-- Start PROVIDED ENTRIES --
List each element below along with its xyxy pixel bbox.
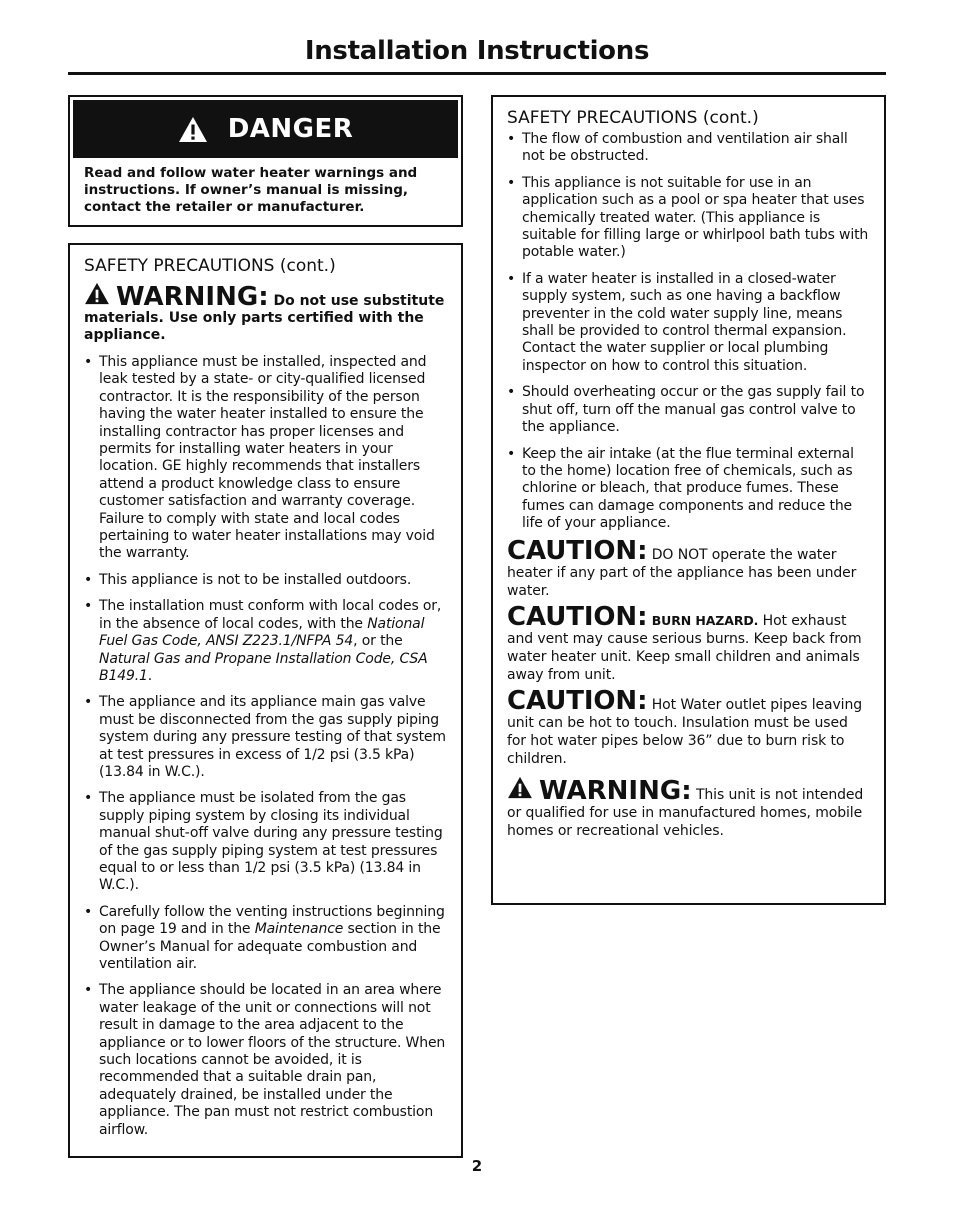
list-item: • The appliance and its appliance main gas valve must be disconnected from the gas supply piping system during any pressure testing of that system at test pressures in excess of 1/2 psi (3.5 kPa) (13.84 in W.C.). — [84, 694, 448, 781]
warning-triangle-icon — [84, 282, 110, 305]
left-bullet-list — [84, 354, 448, 1139]
warning-notice — [84, 282, 448, 344]
list-item: • The appliance should be located in an area where water leakage of the unit or connections will not result in damage to the area adjacent to the appliance or to lower floors of the structure. When such locations cannot be avoided, it is recommended that a suitable drain pan, adequately drained, be installed under the appliance. The pan must not restrict combustion airflow. — [84, 982, 448, 1139]
page-number: 2 — [471, 1157, 483, 1175]
warning-notice — [507, 776, 871, 840]
danger-header — [73, 100, 458, 158]
warning-word: WARNING: — [116, 282, 269, 312]
list-item — [84, 904, 448, 974]
right-bullet-list — [507, 131, 871, 533]
warning-triangle-icon — [178, 116, 208, 143]
caution-notice — [507, 535, 871, 600]
list-item: • The flow of combustion and ventilation air shall not be obstructed. — [507, 131, 871, 166]
list-item-text: section in the Owner’s Manual for adequate combustion and ventilation air. — [99, 921, 441, 972]
list-item: • This appliance must be installed, inspected and leak tested by a state- or city-qualified licensed contractor. It is the responsibility of the person having the water heater installed to ensure the installing contractor has proper licenses and permits for installing water heaters in your location. GE highly recommends that installers attend a product knowledge class to ensure customer satisfaction and warranty coverage. Failure to comply with state and local codes pertaining to water heater installations may void the warranty. — [84, 354, 448, 563]
page-title: Installation Instructions — [304, 36, 650, 66]
list-item: • This appliance is not suitable for use in an application such as a pool or spa heater that uses chemically treated water. (This appliance is suitable for filling large or whirlpool bath tubs with potable water.) — [507, 175, 871, 262]
danger-box — [68, 95, 463, 227]
caution-text: Hot exhaust and vent may cause serious burns. Keep back from water heater unit. Keep small children and animals away from unit. — [507, 612, 862, 683]
left-safety-box — [68, 243, 463, 1158]
list-item — [84, 598, 448, 685]
section-heading: SAFETY PRECAUTIONS (cont.) — [84, 256, 336, 276]
caution-word: CAUTION: — [507, 535, 648, 566]
list-item-text: The installation must conform with local codes or, in the absence of local codes, with the — [99, 598, 442, 632]
caution-word: CAUTION: — [507, 685, 648, 716]
warning-text: Do not use substitute materials. Use only parts certified with the appliance. — [84, 293, 445, 343]
code-reference: National Fuel Gas Code, ANSI Z223.1/NFPA 54 — [99, 615, 425, 650]
warning-triangle-icon — [507, 776, 533, 799]
title-rule — [68, 72, 886, 75]
caution-word: CAUTION: — [507, 601, 648, 632]
caution-text: DO NOT operate the water heater if any part of the appliance has been under water. — [507, 546, 857, 599]
list-item-text: . — [147, 667, 153, 684]
list-item: • The appliance must be isolated from the gas supply piping system by closing its individual manual shut-off valve during any pressure testing of the gas supply piping system at test pressures equal to or less than 1/2 psi (3.5 kPa) (13.84 in W.C.). — [84, 790, 448, 894]
list-item: • If a water heater is installed in a closed-water supply system, such as one having a backflow preventer in the cold water supply line, means shall be provided to control thermal expansion. Contact the water supplier or local plumbing inspector on how to control this situation. — [507, 271, 871, 375]
caution-notice — [507, 601, 871, 684]
list-item: • Should overheating occur or the gas supply fail to shut off, turn off the manual gas control valve to the appliance. — [507, 384, 871, 436]
code-reference: Natural Gas and Propane Installation Code, CSA B149.1 — [99, 650, 428, 684]
caution-notice — [507, 685, 871, 768]
caution-text: Hot Water outlet pipes leaving unit can be hot to touch. Insulation must be used for hot water pipes below 36” due to burn risk to children. — [507, 696, 863, 767]
caution-lead: BURN HAZARD. — [651, 612, 759, 628]
warning-word: WARNING: — [539, 775, 692, 806]
list-item-text: Carefully follow the venting instructions beginning on page 19 and in the — [99, 903, 445, 938]
right-safety-box — [491, 95, 886, 905]
danger-text: Read and follow water heater warnings and instructions. If owner’s manual is missing, contact the retailer or manufacturer. — [84, 165, 418, 215]
list-item-text: , or the — [353, 633, 403, 650]
section-heading: SAFETY PRECAUTIONS (cont.) — [507, 108, 759, 128]
manual-section-reference: Maintenance — [254, 921, 344, 938]
warning-text: This unit is not intended or qualified for use in manufactured homes, mobile homes or recreational vehicles. — [507, 786, 864, 839]
list-item: • This appliance is not to be installed outdoors. — [84, 572, 448, 589]
list-item: • Keep the air intake (at the flue terminal external to the home) location free of chemicals, such as chlorine or bleach, that produce fumes. These fumes can damage components and reduce the life of your appliance. — [507, 446, 871, 533]
danger-label: DANGER — [227, 114, 354, 144]
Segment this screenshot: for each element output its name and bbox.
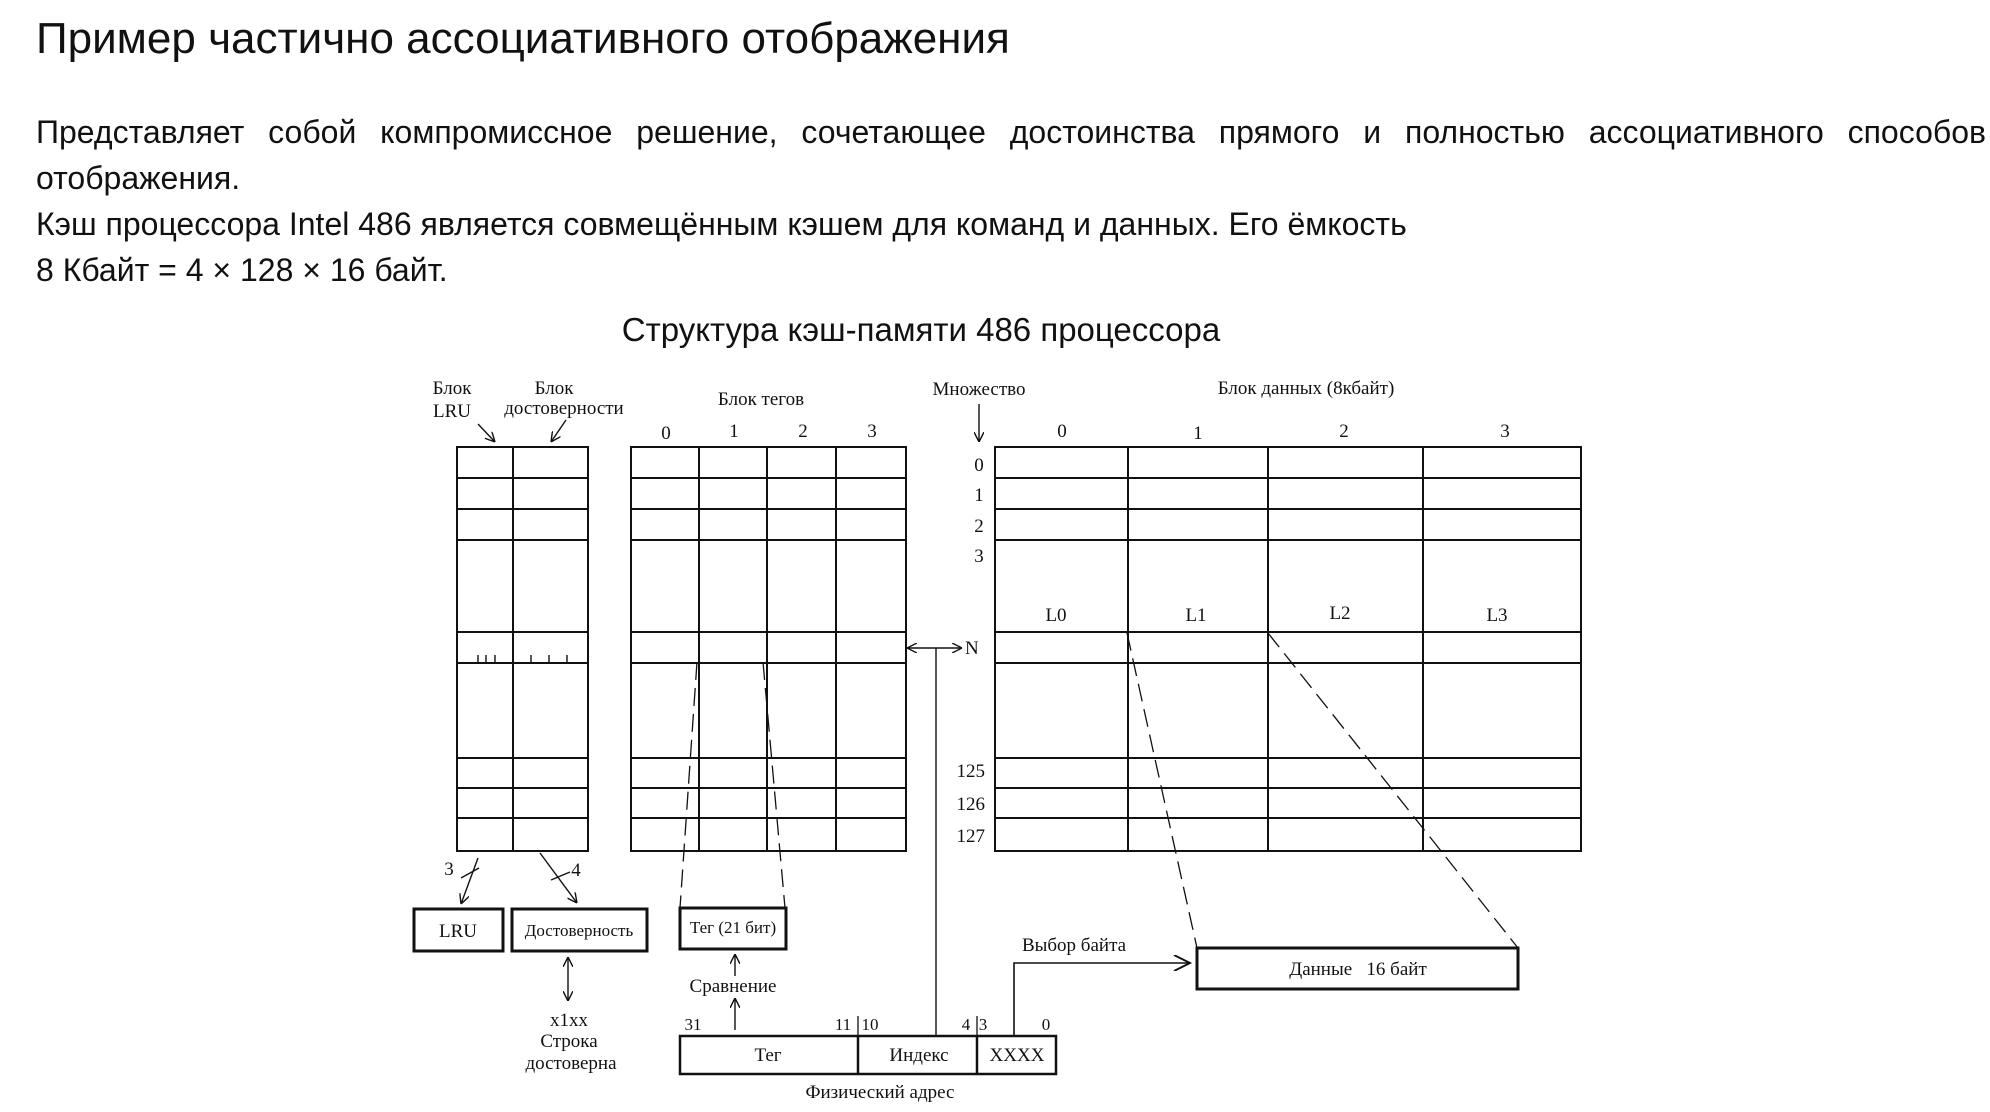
address-bit-number: 0 bbox=[1041, 1015, 1051, 1034]
valid-value: x1xx bbox=[550, 1010, 588, 1031]
data-dashed-projection bbox=[1127, 633, 1197, 948]
set-row-number: 0 bbox=[974, 455, 984, 476]
paragraph-intel486: Кэш процессора Intel 486 является совмещённым кэшем для команд и данных. Его ёмкость bbox=[36, 206, 1407, 242]
data-block-label: Блок данных (8кбайт) bbox=[1217, 378, 1395, 399]
set-row-number: 125 bbox=[956, 761, 985, 782]
lru-validity-table bbox=[457, 447, 588, 851]
tag-column-number: 1 bbox=[729, 421, 739, 442]
validity-block-pointer bbox=[551, 420, 566, 442]
page-title: Пример частично ассоциативного отображения bbox=[36, 14, 1010, 63]
address-bit-number: 4 bbox=[961, 1015, 971, 1034]
bit-ticks bbox=[478, 655, 567, 663]
set-row-number: 1 bbox=[974, 485, 984, 506]
lru-bits-slash bbox=[461, 868, 479, 878]
lru-bits-label: 3 bbox=[444, 859, 454, 880]
line-label: L3 bbox=[1486, 605, 1508, 626]
validity-block-label: Блок bbox=[534, 378, 574, 399]
set-row-number: 126 bbox=[956, 794, 985, 815]
physical-address-label: Физический адрес bbox=[805, 1082, 955, 1103]
lru-block-label: Блок bbox=[432, 378, 472, 399]
set-n-label: N bbox=[965, 638, 979, 659]
set-row-number: 2 bbox=[974, 516, 984, 537]
data-column-number: 1 bbox=[1193, 423, 1203, 444]
set-label: Множество bbox=[932, 379, 1026, 400]
tag-block-label: Блок тегов bbox=[717, 389, 805, 410]
validity-bits-label: 4 bbox=[571, 860, 581, 881]
address-bit-number: 10 bbox=[861, 1015, 879, 1034]
line-label: L0 bbox=[1045, 605, 1067, 626]
line-label: L2 bbox=[1329, 603, 1351, 624]
valid-line-label: Строка bbox=[540, 1031, 598, 1052]
validity-bits-slash bbox=[551, 872, 570, 880]
line-label: L1 bbox=[1185, 605, 1207, 626]
valid-line-label: достоверна bbox=[525, 1053, 617, 1074]
byte-select-label: Выбор байта bbox=[1021, 935, 1127, 956]
address-field-tag: Тег bbox=[754, 1045, 782, 1066]
address-bit-number: 31 bbox=[684, 1015, 702, 1034]
tag-dashed-projection bbox=[680, 662, 697, 908]
lru-bits-arrow bbox=[461, 858, 478, 904]
address-bit-number: 11 bbox=[834, 1015, 852, 1034]
data-column-number: 0 bbox=[1057, 421, 1067, 442]
data-dashed-projection bbox=[1268, 633, 1518, 948]
compare-label: Сравнение bbox=[689, 976, 777, 997]
tag-column-number: 0 bbox=[661, 423, 671, 444]
address-bit-number: 3 bbox=[978, 1015, 988, 1034]
tag-table bbox=[631, 447, 906, 851]
lru-block-pointer bbox=[478, 424, 495, 442]
lru-block-label: LRU bbox=[433, 401, 471, 422]
address-field-index: Индекс bbox=[889, 1045, 949, 1066]
set-row-number: 3 bbox=[974, 546, 984, 567]
lru-box-label: LRU bbox=[439, 921, 477, 942]
tag-box-label: Тег (21 бит) bbox=[689, 918, 777, 937]
figure-caption: Структура кэш-памяти 486 процессора bbox=[621, 311, 1221, 348]
data-column-number: 3 bbox=[1500, 421, 1510, 442]
tag-column-number: 2 bbox=[798, 421, 808, 442]
validity-block-label: достоверности bbox=[504, 398, 624, 419]
tag-column-number: 3 bbox=[867, 421, 877, 442]
paragraph-capacity: 8 Кбайт = 4 × 128 × 16 байт. bbox=[36, 252, 448, 288]
data-table bbox=[995, 447, 1581, 851]
data-column-number: 2 bbox=[1339, 421, 1349, 442]
byte-select-arrow bbox=[1014, 963, 1190, 1036]
set-row-number: 127 bbox=[956, 826, 985, 847]
address-field-offset: XXXX bbox=[989, 1045, 1045, 1066]
data-16-bytes-label: Данные 16 байт bbox=[1289, 959, 1427, 980]
paragraph-definition: Представляет собой компромиссное решение, сочетающее достоинства прямого и полностью ассоциативного способов отображения. bbox=[36, 114, 1986, 196]
validity-box-label: Достоверность bbox=[524, 921, 634, 940]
-- End PROVIDED ENTRIES --
■ SET PROBLEM ■
Reproduce the lines of the listing from the line with "list-item: • The appliance and" to the line with "warning-triangle-icon — [178, 116, 208, 143]", both included, exactly as they stand.

■ THE ANSWER ■
list-item: • The appliance and its appliance main gas valve must be disconnected from the gas supply piping system during any pressure testing of that system at test pressures in excess of 1/2 psi (3.5 kPa) (13.84 in W.C.). — [84, 694, 448, 781]
warning-triangle-icon — [84, 282, 110, 305]
left-bullet-list — [84, 354, 448, 1139]
warning-notice — [84, 282, 448, 344]
list-item: • The appliance should be located in an area where water leakage of the unit or connections will not result in damage to the area adjacent to the appliance or to lower floors of the structure. When such locations cannot be avoided, it is recommended that a suitable drain pan, adequately drained, be installed under the appliance. The pan must not restrict combustion airflow. — [84, 982, 448, 1139]
page-number: 2 — [471, 1157, 483, 1175]
warning-notice — [507, 776, 871, 840]
danger-header — [73, 100, 458, 158]
warning-word: WARNING: — [116, 282, 269, 312]
list-item — [84, 904, 448, 974]
right-bullet-list — [507, 131, 871, 533]
warning-triangle-icon — [178, 116, 208, 143]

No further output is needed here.